[Records drawn from a dataset]
◆ ◆ ◆ ◆ ◆ ◆ ◆

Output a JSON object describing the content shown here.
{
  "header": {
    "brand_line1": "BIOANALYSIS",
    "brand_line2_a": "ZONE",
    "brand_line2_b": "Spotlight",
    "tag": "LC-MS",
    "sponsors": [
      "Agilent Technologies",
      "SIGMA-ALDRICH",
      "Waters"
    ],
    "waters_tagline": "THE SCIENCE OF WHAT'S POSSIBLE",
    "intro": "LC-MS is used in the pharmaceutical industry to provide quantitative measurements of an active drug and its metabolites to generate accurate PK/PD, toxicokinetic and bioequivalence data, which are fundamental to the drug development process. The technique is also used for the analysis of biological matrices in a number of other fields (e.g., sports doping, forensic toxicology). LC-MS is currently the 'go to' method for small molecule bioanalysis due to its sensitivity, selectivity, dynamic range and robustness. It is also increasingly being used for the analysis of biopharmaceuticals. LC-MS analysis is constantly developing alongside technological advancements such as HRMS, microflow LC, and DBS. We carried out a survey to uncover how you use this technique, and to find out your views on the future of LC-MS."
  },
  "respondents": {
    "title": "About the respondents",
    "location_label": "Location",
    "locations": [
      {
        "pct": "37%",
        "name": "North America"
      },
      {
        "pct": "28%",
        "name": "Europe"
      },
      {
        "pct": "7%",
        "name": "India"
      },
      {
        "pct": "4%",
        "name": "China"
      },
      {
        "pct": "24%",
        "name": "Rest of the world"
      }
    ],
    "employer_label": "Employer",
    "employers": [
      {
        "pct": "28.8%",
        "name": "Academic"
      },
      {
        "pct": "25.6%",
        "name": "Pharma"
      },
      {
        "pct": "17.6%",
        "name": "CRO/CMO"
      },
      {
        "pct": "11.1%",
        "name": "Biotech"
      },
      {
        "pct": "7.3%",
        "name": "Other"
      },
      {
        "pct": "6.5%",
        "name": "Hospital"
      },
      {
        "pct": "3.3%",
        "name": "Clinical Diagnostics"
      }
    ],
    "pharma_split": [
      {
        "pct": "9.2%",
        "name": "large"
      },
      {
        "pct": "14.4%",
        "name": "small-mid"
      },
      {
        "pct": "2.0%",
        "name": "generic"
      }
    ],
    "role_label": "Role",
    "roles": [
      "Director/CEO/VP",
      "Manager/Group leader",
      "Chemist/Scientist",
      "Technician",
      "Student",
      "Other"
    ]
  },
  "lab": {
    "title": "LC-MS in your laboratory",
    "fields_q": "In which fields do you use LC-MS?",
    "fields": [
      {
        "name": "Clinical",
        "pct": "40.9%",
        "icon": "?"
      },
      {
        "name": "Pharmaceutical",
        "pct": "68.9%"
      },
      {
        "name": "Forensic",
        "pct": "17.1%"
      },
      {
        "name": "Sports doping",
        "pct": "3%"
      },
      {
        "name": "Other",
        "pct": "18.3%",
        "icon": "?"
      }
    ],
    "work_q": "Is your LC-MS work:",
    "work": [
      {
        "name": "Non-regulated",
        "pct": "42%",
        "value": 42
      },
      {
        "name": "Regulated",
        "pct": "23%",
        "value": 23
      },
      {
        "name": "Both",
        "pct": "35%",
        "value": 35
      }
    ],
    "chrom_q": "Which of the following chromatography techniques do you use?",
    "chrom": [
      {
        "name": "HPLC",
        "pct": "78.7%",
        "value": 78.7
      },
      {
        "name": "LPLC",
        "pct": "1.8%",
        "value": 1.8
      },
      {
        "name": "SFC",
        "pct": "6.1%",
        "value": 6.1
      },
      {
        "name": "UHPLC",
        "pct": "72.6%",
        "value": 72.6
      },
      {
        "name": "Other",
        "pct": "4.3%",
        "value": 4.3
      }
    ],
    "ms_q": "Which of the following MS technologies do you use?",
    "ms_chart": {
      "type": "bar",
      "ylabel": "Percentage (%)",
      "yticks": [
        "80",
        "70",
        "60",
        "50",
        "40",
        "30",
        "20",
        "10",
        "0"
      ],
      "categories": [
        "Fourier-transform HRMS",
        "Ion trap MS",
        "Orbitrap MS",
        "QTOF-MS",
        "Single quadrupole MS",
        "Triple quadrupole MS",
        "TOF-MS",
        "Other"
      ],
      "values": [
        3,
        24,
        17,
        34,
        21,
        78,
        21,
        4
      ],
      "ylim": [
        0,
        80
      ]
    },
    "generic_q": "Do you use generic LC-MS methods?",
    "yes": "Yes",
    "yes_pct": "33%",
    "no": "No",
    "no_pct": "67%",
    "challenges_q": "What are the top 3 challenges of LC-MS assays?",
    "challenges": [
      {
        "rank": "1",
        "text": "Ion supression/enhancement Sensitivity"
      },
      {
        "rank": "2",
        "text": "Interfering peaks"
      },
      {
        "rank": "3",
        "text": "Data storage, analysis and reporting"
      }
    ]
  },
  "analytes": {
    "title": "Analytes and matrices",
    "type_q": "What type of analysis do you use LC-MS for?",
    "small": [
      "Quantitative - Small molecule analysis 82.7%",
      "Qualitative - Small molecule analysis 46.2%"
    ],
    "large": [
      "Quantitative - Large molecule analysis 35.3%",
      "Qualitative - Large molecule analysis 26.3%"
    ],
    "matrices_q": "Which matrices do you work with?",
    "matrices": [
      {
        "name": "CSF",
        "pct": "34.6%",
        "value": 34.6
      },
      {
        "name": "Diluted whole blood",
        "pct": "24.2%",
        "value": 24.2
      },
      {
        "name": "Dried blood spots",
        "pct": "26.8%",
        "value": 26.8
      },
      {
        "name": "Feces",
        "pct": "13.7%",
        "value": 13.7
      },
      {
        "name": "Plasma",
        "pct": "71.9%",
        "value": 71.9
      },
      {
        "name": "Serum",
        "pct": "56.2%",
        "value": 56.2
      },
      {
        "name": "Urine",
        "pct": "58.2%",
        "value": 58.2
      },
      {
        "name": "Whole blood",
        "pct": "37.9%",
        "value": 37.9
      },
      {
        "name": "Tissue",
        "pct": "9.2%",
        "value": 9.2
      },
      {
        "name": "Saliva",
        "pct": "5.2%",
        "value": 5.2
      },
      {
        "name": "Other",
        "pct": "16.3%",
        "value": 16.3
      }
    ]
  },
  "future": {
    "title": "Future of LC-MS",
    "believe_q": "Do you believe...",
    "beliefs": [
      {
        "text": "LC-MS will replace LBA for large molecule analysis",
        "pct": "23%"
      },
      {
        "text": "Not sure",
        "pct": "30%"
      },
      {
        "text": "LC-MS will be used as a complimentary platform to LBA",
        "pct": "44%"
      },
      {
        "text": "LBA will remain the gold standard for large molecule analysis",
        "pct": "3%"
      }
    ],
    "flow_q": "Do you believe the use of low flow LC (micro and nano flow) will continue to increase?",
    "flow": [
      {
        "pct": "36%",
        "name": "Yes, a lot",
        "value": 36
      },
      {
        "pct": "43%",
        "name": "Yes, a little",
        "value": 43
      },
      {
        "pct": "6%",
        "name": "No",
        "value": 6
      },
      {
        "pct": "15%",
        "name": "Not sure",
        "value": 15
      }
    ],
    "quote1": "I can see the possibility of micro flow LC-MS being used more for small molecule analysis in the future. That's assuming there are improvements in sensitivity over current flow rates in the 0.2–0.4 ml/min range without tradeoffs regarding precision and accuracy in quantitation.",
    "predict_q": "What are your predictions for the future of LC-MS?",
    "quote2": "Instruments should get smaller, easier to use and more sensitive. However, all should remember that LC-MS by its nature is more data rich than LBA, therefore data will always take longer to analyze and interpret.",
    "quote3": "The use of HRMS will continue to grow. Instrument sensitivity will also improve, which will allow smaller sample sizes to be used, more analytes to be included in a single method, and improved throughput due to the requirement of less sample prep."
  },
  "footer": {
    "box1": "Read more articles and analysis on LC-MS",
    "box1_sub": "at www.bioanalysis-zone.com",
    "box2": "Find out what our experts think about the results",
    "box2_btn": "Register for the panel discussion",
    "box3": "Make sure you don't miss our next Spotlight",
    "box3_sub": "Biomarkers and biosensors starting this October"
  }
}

◆ ◆ ◆ ◆ ◆ ◆ ◆

Brief: Select and copy each line from the data that includes the word "believe".

Solution below:
    "believe_q": "Do you believe...",
    "flow_q": "Do you believe the use of low flow LC (micro and nano flow) will continue to increase?",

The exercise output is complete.